# Objetivo da tarefa:
Copie do começo ao fim, sem mudar nada, o texto sobre a grande mídia e suas mudanças de posição depois das eleições.

# Trecho do texto:
* * * *

Monday, 04 de November de 2024 ISSN 1519-7670 - Ano 24 - nº 1312

Hipocrisia, incoerência ou memória fraca?

Uma característica típica da grande mídia nacional é a ligação existente entre as linhas editoriais e as posições políticas de seus diretores. Nossos meios de informação têm uma dependência aguda em relação às diferentes formações do poder, decorrentes dos processos eleitorais. Isso implica, entre outras coisas, que um candidato criticado, venha a ser elogiado, caso eleito. O dito, em campanha, fica pelo não dito, depois da eleição.

Embora seja natural haver opiniões divergentes entre veículos ou comunicadores, observar textos de um mesmo autor que se contradizem leva-nos a perceber o quanto um discurso pode ser ‘moldado’ de acordo com conveniências. É fato que estes ‘ajustes’ de discurso ocorrem. Contudo, essas mudanças editoriais mascaram a realidade e comprometem a boa compreensão dos fatos.

Nossa mídia sofre com esta inconstância editorial. Não só por parte dos colunistas e articulistas, mas também na veiculação de matérias, é possível notar o quanto são voláteis as posições tomadas, principalmente pela grande imprensa. A cada nova eleição, ‘mocinhos’ e ‘vilões’ alternam papéis de acordo com os novos contextos políticos. Bom, é quem está no poder.

* * * *

# Dados registrados:

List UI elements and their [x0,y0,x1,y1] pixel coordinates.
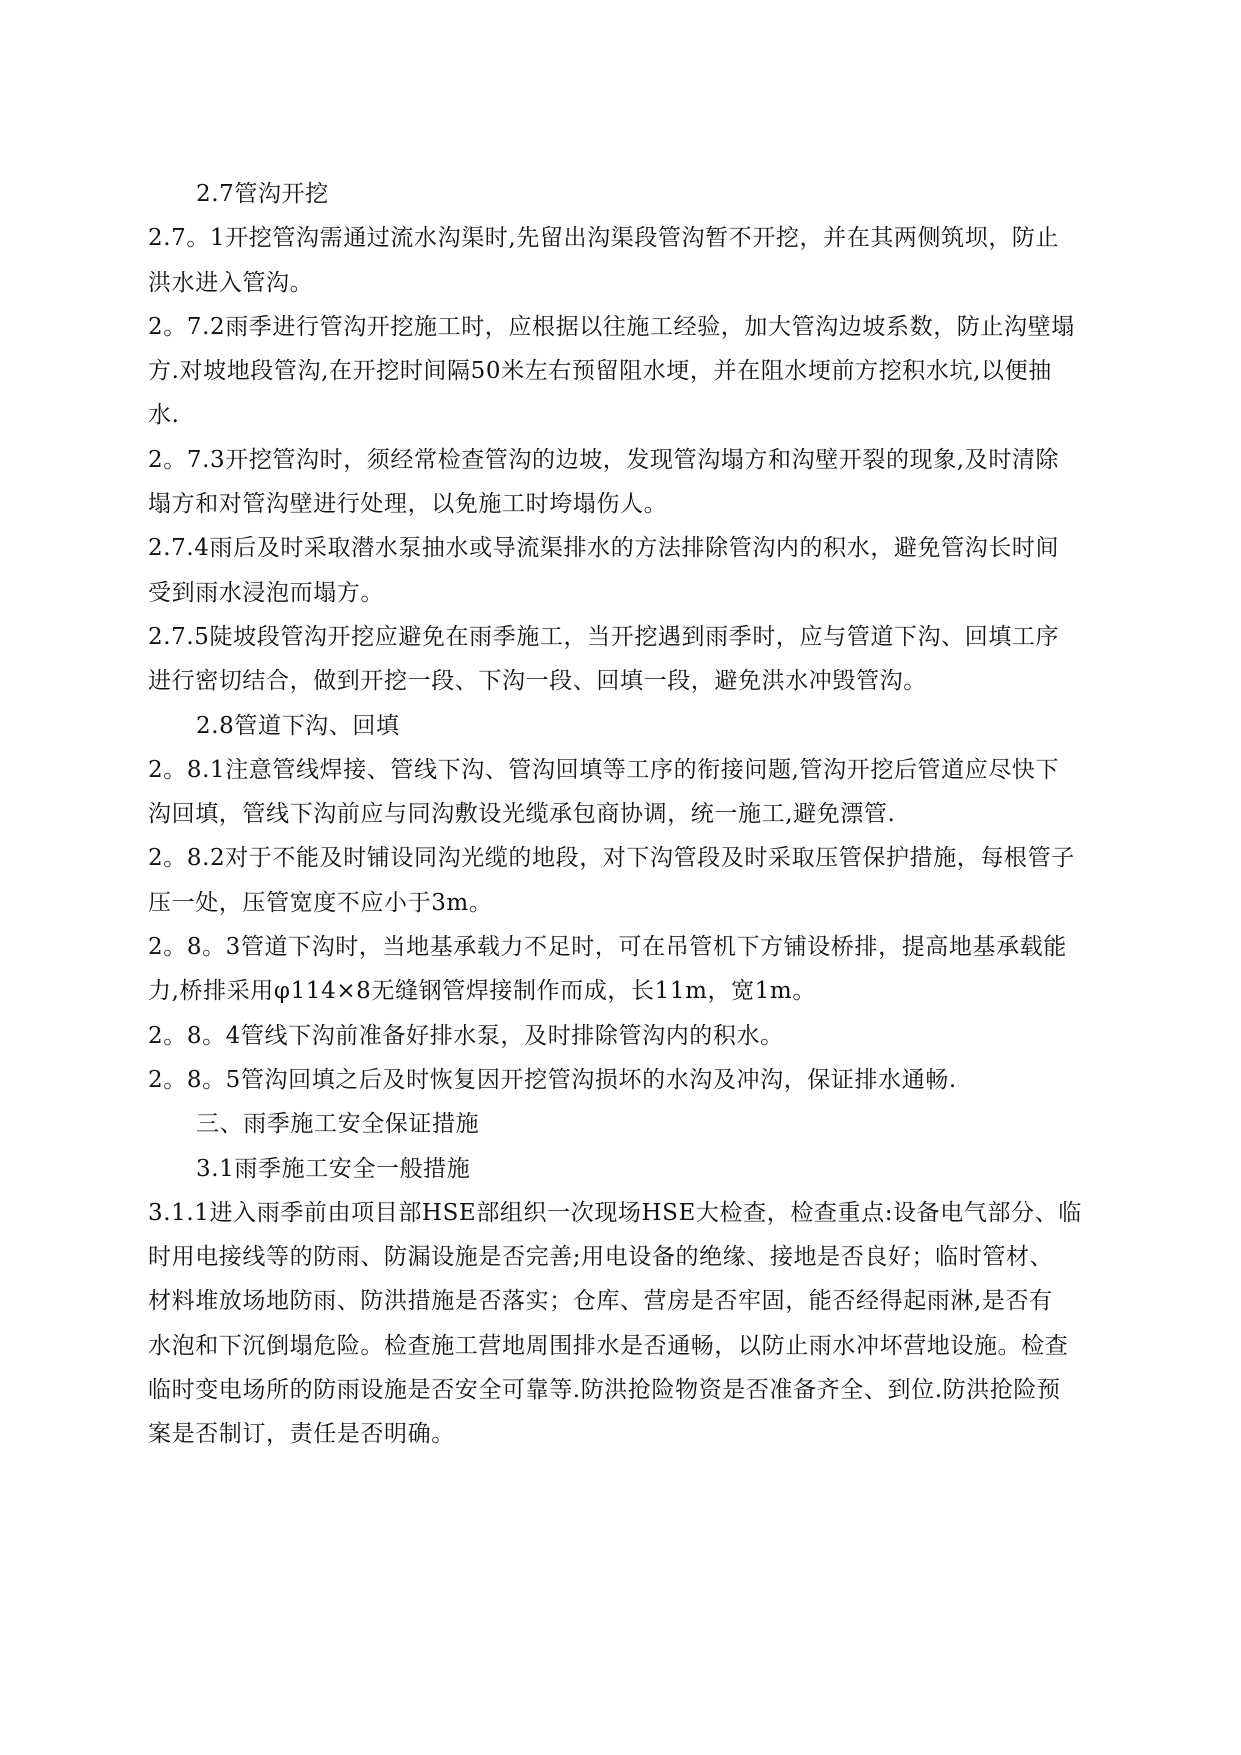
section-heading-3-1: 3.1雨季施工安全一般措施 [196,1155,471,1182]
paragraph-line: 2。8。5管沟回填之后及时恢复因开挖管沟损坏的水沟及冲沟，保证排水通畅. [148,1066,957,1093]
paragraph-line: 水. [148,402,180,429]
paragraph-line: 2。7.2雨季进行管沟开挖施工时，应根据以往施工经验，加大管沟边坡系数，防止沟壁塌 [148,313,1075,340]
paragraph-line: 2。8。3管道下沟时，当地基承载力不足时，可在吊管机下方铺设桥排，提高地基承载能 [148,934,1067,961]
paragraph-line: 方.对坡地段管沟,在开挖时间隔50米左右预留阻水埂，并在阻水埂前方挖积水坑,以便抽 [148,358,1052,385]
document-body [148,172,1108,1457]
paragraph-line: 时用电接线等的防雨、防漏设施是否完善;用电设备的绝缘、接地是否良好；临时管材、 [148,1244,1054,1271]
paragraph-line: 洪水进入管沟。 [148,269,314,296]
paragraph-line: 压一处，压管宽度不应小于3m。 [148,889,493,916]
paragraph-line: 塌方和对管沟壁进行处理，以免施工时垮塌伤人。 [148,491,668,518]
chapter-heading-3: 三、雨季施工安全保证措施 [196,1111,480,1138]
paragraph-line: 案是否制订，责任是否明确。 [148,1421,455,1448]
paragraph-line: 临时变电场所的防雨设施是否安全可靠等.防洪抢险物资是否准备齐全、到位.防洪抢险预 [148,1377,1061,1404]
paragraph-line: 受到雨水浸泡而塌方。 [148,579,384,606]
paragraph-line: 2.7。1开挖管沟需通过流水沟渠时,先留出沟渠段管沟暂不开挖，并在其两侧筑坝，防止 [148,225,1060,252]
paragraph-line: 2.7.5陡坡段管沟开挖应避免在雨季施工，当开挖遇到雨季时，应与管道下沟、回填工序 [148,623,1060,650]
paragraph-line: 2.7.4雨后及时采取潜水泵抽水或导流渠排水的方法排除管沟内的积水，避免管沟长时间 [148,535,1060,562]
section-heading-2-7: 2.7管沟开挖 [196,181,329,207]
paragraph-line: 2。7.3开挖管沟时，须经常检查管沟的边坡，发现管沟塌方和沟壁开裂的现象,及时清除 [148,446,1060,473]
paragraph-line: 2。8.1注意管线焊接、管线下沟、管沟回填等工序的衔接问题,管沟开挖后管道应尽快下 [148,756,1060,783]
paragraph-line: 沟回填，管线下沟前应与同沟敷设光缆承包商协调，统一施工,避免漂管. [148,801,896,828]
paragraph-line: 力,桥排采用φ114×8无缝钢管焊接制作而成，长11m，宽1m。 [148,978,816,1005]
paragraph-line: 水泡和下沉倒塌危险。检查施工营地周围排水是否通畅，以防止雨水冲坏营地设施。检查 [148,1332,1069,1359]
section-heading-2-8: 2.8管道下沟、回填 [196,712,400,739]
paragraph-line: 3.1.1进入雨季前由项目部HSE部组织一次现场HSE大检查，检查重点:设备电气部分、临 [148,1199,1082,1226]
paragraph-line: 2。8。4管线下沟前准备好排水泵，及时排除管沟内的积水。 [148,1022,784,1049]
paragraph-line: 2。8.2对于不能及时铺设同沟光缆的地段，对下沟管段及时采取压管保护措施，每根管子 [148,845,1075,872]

* * * *

# Resposta certa:
Monday, 04 de November de 2024 ISSN 1519-7670 - Ano 24 - nº 1312

Hipocrisia, incoerência ou memória fraca?

Uma característica típica da grande mídia nacional é a ligação existente entre as linhas editoriais e as posições políticas de seus diretores. Nossos meios de informação têm uma dependência aguda em relação às diferentes formações do poder, decorrentes dos processos eleitorais. Isso implica, entre outras coisas, que um candidato criticado, venha a ser elogiado, caso eleito. O dito, em campanha, fica pelo não dito, depois da eleição.

Embora seja natural haver opiniões divergentes entre veículos ou comunicadores, observar textos de um mesmo autor que se contradizem leva-nos a perceber o quanto um discurso pode ser ‘moldado’ de acordo com conveniências. É fato que estes ‘ajustes’ de discurso ocorrem. Contudo, essas mudanças editoriais mascaram a realidade e comprometem a boa compreensão dos fatos.

Nossa mídia sofre com esta inconstância editorial. Não só por parte dos colunistas e articulistas, mas também na veiculação de matérias, é possível notar o quanto são voláteis as posições tomadas, principalmente pela grande imprensa. A cada nova eleição, ‘mocinhos’ e ‘vilões’ alternam papéis de acordo com os novos contextos políticos. Bom, é quem está no poder.